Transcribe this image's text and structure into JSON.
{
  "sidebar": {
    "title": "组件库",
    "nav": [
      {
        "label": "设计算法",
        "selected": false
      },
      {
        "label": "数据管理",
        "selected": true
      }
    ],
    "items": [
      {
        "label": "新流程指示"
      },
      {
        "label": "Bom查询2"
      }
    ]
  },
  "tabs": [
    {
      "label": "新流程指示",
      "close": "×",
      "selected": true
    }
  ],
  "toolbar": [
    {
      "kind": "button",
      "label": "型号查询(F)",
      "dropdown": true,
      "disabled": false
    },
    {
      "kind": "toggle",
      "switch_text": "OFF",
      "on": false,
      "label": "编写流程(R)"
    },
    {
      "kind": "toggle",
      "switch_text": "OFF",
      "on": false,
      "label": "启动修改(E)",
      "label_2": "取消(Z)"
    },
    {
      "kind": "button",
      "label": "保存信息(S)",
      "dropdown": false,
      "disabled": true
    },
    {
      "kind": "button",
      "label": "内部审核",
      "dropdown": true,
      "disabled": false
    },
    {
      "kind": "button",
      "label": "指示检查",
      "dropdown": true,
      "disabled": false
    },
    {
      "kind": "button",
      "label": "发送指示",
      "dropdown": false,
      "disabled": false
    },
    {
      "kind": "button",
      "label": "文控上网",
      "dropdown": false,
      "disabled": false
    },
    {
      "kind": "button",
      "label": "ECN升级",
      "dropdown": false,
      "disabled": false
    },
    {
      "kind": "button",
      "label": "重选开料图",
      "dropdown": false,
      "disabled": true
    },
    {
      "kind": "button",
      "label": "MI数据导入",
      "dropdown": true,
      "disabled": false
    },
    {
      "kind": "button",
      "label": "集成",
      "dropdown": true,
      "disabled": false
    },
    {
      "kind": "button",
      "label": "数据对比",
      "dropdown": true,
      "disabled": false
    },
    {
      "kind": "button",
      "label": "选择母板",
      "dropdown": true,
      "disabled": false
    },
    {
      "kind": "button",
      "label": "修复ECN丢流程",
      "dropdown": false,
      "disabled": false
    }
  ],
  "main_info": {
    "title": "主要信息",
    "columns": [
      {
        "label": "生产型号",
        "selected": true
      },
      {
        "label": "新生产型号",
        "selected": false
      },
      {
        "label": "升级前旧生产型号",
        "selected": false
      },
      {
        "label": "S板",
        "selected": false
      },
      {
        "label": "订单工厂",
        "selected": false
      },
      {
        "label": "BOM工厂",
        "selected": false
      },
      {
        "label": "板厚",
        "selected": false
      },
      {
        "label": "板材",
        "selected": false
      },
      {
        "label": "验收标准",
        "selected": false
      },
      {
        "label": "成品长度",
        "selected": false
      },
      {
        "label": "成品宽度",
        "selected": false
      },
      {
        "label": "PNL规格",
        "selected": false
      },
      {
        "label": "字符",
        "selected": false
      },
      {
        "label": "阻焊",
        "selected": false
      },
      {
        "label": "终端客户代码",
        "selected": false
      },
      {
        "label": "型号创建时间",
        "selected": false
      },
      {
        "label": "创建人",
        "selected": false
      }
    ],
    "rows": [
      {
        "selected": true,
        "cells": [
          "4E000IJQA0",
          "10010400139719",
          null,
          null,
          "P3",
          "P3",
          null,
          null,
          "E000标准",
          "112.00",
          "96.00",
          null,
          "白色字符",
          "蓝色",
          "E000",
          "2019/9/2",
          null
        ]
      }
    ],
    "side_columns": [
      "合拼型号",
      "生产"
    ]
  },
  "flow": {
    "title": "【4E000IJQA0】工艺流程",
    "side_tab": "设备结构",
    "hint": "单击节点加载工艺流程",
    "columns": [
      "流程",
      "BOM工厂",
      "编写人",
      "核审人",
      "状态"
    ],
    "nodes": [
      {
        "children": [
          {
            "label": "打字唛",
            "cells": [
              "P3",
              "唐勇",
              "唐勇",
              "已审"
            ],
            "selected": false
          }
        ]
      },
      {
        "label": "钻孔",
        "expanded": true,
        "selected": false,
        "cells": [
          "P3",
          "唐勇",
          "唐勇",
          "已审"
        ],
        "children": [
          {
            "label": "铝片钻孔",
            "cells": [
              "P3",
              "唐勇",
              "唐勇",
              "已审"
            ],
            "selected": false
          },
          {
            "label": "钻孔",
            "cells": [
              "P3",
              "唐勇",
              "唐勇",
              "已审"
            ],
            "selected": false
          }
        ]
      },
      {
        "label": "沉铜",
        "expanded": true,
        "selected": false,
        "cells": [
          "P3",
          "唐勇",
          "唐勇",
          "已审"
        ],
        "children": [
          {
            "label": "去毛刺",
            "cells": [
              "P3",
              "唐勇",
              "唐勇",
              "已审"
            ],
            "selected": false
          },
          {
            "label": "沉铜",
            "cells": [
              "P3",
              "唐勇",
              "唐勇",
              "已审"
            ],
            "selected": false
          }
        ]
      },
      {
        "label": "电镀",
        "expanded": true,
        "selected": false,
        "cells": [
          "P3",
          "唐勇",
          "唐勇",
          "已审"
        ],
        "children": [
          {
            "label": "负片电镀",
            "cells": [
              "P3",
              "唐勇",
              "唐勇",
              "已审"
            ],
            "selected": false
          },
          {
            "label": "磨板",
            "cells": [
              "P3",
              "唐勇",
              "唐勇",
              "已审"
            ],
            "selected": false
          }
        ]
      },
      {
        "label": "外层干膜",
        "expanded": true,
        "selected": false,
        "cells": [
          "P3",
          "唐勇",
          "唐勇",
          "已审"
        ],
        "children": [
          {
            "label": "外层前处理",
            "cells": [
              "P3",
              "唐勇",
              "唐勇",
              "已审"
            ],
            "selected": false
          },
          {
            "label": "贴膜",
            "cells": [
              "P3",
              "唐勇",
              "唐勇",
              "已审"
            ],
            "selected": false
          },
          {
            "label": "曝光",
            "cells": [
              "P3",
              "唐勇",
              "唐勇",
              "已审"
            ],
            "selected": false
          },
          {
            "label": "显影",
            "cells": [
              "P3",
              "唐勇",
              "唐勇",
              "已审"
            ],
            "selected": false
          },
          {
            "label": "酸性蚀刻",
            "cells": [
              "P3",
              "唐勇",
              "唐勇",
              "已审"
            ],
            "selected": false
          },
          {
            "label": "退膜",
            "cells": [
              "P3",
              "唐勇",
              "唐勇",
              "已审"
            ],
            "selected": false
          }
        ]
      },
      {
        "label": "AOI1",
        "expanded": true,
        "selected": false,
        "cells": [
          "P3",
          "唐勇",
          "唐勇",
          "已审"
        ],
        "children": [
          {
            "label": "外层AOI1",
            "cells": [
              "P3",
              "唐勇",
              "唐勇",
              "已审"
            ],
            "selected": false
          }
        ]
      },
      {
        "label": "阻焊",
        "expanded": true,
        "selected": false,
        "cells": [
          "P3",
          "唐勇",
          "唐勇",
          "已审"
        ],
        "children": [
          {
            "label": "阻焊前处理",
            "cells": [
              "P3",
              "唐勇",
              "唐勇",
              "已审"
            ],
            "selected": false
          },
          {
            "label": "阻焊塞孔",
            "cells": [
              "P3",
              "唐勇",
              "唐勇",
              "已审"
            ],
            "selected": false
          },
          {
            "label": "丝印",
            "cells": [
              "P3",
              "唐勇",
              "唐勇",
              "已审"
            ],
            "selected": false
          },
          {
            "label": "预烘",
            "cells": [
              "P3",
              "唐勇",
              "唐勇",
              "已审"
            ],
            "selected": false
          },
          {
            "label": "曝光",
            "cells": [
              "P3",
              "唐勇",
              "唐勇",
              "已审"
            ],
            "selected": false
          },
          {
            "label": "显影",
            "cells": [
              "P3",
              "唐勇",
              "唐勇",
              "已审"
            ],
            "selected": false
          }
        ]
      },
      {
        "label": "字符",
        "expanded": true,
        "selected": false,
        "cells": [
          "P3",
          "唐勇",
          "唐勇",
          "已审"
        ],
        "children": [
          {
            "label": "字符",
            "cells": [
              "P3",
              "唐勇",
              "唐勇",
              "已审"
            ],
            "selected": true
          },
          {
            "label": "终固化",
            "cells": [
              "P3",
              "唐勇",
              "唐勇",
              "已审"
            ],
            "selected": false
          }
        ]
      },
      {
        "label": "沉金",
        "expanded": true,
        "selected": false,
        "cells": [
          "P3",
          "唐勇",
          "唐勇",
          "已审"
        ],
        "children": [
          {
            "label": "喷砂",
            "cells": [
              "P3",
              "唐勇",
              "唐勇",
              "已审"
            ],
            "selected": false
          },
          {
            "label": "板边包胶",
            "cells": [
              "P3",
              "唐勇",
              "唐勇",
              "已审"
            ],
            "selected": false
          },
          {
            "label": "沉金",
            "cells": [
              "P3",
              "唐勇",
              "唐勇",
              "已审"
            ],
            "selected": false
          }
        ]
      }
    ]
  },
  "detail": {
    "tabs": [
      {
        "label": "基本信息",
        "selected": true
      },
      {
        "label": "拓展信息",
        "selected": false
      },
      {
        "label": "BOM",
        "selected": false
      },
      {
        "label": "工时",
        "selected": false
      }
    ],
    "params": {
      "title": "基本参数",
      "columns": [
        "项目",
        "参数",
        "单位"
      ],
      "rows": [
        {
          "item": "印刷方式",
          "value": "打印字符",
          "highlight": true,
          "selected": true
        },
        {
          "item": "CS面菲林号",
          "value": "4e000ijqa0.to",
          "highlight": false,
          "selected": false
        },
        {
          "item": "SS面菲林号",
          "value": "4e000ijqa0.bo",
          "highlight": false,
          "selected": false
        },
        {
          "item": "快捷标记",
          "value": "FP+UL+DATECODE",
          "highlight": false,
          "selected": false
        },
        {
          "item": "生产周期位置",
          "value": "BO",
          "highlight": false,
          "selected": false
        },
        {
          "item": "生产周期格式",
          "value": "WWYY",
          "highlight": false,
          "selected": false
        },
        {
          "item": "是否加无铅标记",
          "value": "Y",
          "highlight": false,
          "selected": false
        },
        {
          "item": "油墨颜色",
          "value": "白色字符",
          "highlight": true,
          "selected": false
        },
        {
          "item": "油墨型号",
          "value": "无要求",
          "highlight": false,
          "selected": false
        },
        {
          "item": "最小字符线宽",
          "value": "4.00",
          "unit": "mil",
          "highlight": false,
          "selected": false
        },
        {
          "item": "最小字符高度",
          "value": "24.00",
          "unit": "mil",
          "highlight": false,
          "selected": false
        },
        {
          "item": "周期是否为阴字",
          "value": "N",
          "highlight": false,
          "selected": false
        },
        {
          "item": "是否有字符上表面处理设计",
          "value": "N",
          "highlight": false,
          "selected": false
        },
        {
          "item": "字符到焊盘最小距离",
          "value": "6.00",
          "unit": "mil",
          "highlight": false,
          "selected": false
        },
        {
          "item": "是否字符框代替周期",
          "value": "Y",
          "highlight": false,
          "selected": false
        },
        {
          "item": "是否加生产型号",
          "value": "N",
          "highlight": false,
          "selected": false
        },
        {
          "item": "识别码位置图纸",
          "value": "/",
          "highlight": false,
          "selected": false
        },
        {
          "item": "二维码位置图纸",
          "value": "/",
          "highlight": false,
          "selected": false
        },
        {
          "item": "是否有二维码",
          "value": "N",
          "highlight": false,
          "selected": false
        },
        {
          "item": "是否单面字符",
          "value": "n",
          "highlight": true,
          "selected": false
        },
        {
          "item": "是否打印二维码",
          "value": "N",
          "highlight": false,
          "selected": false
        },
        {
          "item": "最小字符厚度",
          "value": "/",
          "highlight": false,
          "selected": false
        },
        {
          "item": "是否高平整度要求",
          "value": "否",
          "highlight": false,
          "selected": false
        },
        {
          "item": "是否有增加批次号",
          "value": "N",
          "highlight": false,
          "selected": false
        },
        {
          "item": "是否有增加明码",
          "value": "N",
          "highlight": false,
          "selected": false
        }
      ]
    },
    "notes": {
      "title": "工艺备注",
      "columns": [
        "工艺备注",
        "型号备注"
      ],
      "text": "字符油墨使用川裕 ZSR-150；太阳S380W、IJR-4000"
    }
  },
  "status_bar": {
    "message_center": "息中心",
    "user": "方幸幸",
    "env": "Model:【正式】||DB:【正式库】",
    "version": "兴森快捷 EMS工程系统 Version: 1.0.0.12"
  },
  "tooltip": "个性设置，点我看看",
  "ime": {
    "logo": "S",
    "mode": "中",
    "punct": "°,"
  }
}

- [The exercise] Pick out and copy the lines of the entries that hold the string "title".

- [Response]
    "title": "组件库",
    "title": "主要信息",
    "title": "【4E000IJQA0】工艺流程",
      "title": "基本参数",
      "title": "工艺备注",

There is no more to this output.